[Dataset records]

* begin *

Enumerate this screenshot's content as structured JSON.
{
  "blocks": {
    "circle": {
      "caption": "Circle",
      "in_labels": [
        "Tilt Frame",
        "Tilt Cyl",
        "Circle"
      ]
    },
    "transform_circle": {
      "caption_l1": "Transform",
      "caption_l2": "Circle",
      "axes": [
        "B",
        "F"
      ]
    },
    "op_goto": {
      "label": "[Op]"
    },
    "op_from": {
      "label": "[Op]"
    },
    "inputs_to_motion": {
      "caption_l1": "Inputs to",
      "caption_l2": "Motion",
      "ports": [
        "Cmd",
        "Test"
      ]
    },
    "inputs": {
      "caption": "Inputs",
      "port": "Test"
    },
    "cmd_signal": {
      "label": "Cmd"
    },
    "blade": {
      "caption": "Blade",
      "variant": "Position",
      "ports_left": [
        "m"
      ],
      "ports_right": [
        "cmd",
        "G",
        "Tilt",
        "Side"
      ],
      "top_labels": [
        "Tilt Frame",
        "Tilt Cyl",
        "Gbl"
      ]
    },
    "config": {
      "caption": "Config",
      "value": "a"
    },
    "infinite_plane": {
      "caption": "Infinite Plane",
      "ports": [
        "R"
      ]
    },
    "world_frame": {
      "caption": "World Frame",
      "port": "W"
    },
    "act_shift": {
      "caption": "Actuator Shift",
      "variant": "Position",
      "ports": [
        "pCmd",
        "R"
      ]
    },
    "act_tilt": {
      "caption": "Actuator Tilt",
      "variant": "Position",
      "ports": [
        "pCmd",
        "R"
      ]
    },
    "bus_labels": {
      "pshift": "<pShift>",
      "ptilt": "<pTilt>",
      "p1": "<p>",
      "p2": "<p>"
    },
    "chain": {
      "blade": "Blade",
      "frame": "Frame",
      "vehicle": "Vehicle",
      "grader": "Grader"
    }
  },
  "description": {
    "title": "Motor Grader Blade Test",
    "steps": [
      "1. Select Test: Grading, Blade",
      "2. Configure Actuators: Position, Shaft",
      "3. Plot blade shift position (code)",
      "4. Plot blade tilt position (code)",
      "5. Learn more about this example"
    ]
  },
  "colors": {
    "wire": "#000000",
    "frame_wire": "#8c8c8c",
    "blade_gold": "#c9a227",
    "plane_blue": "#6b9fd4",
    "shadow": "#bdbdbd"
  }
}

* end *

Every entry must be retyped in full, exactly as given.

Enumerate this screenshot's content as structured JSON.
{
  "blocks": {
    "circle": {
      "caption": "Circle",
      "in_labels": [
        "Tilt Frame",
        "Tilt Cyl",
        "Circle"
      ]
    },
    "transform_circle": {
      "caption_l1": "Transform",
      "caption_l2": "Circle",
      "axes": [
        "B",
        "F"
      ]
    },
    "op_goto": {
      "label": "[Op]"
    },
    "op_from": {
      "label": "[Op]"
    },
    "inputs_to_motion": {
      "caption_l1": "Inputs to",
      "caption_l2": "Motion",
      "ports": [
        "Cmd",
        "Test"
      ]
    },
    "inputs": {
      "caption": "Inputs",
      "port": "Test"
    },
    "cmd_signal": {
      "label": "Cmd"
    },
    "blade": {
      "caption": "Blade",
      "variant": "Position",
      "ports_left": [
        "m"
      ],
      "ports_right": [
        "cmd",
        "G",
        "Tilt",
        "Side"
      ],
      "top_labels": [
        "Tilt Frame",
        "Tilt Cyl",
        "Gbl"
      ]
    },
    "config": {
      "caption": "Config",
      "value": "a"
    },
    "infinite_plane": {
      "caption": "Infinite Plane",
      "ports": [
        "R"
      ]
    },
    "world_frame": {
      "caption": "World Frame",
      "port": "W"
    },
    "act_shift": {
      "caption": "Actuator Shift",
      "variant": "Position",
      "ports": [
        "pCmd",
        "R"
      ]
    },
    "act_tilt": {
      "caption": "Actuator Tilt",
      "variant": "Position",
      "ports": [
        "pCmd",
        "R"
      ]
    },
    "bus_labels": {
      "pshift": "<pShift>",
      "ptilt": "<pTilt>",
      "p1": "<p>",
      "p2": "<p>"
    },
    "chain": {
      "blade": "Blade",
      "frame": "Frame",
      "vehicle": "Vehicle",
      "grader": "Grader"
    }
  },
  "description": {
    "title": "Motor Grader Blade Test",
    "steps": [
      "1. Select Test: Grading, Blade",
      "2. Configure Actuators: Position, Shaft",
      "3. Plot blade shift position (code)",
      "4. Plot blade tilt position (code)",
      "5. Learn more about this example"
    ]
  },
  "colors": {
    "wire": "#000000",
    "frame_wire": "#8c8c8c",
    "blade_gold": "#c9a227",
    "plane_blue": "#6b9fd4",
    "shadow": "#bdbdbd"
  }
}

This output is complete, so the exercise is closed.